_EXERCISE PASSAGE_:
═══
South Pittsburg is a city in Marion County, Tennessee, United States. It is part of the Chattanooga, TN-GA Metropolitan Statistical Area. The population was 3,106 at the 2020 census. South Pittsburg is home to the National Cornbread Festival.

==History==

What is now South Pittsburg remained a primarily agrarian area until the construction of a branch line of the Nashville and Chattanooga Railroad (later the Nashville, Chattanooga and St. Louis Railway) into the Sequatchie Valley in the late 1860s. Small-scale mining operations began during this period. When a post office was opened in 1869, the community was called Battle Creek Mines.

In the mid-1870s, several British investors formed the Southern States Coal, Iron and Land Company, in hopes of establishing a major industrial operation in the Sequatchie Valley. The company dispatched James Bowron to investigate the area for potential town and manufacturing sites. Bowron chose the Whitwell and Victoria areas in northwestern Marion County for the company's coal mining and coke production operations, and the Battle Creek Mines area as the company's iron production center and commercial hub. The latter site was chosen primarily for its immediate access to both the railroad and the Tennessee River. On May 23, 1876, the name of the Battle Creek Mines post office was changed to "South Pittsburg" in hopes that the city would one day grow to become a great iron manufacturing center like Pittsburgh, Pennsylvania.
═══
_DATASET_:
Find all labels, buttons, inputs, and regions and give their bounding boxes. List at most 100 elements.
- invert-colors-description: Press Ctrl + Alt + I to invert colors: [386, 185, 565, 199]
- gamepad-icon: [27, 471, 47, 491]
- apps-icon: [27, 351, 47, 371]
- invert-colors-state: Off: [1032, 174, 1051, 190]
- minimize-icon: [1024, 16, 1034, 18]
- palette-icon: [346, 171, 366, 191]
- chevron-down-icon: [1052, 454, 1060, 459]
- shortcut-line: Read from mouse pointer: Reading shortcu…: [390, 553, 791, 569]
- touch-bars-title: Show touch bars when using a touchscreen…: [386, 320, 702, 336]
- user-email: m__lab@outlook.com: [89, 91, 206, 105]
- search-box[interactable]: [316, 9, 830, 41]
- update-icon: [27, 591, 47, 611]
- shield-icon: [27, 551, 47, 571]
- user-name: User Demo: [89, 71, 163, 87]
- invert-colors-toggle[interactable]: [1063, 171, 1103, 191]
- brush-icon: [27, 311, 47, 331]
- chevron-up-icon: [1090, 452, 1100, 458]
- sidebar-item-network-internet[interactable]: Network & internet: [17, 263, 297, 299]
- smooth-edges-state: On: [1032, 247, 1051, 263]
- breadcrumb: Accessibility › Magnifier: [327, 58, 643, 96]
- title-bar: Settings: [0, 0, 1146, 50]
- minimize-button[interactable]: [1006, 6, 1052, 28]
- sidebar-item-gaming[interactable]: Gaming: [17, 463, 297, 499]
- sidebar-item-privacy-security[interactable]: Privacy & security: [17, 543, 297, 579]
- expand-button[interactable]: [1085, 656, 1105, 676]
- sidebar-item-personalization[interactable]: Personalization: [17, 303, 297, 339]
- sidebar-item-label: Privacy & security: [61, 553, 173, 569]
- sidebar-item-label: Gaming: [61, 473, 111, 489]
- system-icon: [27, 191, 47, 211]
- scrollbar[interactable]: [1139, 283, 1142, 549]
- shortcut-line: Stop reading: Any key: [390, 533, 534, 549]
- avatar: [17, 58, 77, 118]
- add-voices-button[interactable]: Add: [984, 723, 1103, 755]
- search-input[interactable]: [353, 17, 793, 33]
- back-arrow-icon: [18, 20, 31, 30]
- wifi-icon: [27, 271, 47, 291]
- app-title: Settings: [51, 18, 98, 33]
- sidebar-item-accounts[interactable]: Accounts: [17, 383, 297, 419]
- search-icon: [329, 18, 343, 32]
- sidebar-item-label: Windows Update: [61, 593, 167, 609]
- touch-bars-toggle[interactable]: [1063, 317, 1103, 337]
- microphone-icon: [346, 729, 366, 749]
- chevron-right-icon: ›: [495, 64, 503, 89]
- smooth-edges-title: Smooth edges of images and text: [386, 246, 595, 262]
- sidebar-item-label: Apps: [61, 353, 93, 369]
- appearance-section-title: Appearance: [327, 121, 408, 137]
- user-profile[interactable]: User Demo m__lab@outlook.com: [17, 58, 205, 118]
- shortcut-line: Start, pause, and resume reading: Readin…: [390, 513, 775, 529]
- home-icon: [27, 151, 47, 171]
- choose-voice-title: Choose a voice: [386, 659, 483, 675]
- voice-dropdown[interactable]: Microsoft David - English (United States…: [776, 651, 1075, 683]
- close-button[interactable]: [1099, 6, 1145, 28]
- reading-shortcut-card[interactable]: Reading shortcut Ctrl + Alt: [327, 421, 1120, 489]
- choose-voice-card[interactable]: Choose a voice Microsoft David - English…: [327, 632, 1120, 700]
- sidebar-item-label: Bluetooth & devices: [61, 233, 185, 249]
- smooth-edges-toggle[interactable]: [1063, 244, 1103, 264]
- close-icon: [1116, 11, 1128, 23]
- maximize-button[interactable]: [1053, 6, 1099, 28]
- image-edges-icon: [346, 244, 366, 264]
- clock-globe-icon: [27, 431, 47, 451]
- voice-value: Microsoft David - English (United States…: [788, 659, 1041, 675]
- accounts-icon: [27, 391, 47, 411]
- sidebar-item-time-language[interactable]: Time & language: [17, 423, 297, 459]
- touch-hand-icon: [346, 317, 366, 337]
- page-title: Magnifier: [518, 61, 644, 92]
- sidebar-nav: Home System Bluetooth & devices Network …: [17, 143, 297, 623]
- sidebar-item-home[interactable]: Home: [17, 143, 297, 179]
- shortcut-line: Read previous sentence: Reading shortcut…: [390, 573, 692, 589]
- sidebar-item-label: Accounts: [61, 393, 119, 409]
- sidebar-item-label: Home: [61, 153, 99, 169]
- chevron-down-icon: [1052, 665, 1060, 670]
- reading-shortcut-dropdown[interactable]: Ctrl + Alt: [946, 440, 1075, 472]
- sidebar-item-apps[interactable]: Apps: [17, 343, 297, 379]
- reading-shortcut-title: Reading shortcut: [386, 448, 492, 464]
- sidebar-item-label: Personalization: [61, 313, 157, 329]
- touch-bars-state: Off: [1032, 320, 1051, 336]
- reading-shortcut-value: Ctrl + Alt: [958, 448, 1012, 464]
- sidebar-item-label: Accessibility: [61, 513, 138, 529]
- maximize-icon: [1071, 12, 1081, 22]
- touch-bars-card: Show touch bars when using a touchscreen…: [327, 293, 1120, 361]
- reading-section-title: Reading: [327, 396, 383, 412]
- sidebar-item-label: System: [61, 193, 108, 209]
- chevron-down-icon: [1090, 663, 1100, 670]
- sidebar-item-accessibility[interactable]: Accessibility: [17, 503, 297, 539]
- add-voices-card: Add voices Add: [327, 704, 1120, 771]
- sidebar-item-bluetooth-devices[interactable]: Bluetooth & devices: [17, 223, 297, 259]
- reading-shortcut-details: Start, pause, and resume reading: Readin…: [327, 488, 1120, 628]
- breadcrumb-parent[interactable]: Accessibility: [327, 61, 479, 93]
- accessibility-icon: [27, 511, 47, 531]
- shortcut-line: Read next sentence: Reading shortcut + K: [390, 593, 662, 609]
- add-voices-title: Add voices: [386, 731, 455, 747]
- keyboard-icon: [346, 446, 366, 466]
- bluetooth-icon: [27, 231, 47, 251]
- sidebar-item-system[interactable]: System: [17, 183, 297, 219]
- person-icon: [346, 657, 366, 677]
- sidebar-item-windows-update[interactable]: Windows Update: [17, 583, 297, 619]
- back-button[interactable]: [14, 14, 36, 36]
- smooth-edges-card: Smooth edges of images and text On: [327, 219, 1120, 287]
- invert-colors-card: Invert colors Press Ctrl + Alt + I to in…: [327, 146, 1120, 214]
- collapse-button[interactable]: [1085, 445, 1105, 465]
═══
_EXERCISE SET_:
1 > According to the South Pittsburg text, why was the Battle Creek Mines area chosen as the company's iron production center and commercial hub?
2 > Echo everything in the South Pittsburg text from "South Pittsburg is a" down to "Battle Creek Mines.".

_RESPONSE LIST_:
1 > It was chosen mainly because it had immediate access to both the railroad and the Tennessee River.

2 >
South Pittsburg is a city in Marion County, Tennessee, United States. It is part of the Chattanooga, TN-GA Metropolitan Statistical Area. The population was 3,106 at the 2020 census. South Pittsburg is home to the National Cornbread Festival.

==History==

What is now South Pittsburg remained a primarily agrarian area until the construction of a branch line of the Nashville and Chattanooga Railroad (later the Nashville, Chattanooga and St. Louis Railway) into the Sequatchie Valley in the late 1860s. Small-scale mining operations began during this period. When a post office was opened in 1869, the community was called Battle Creek Mines.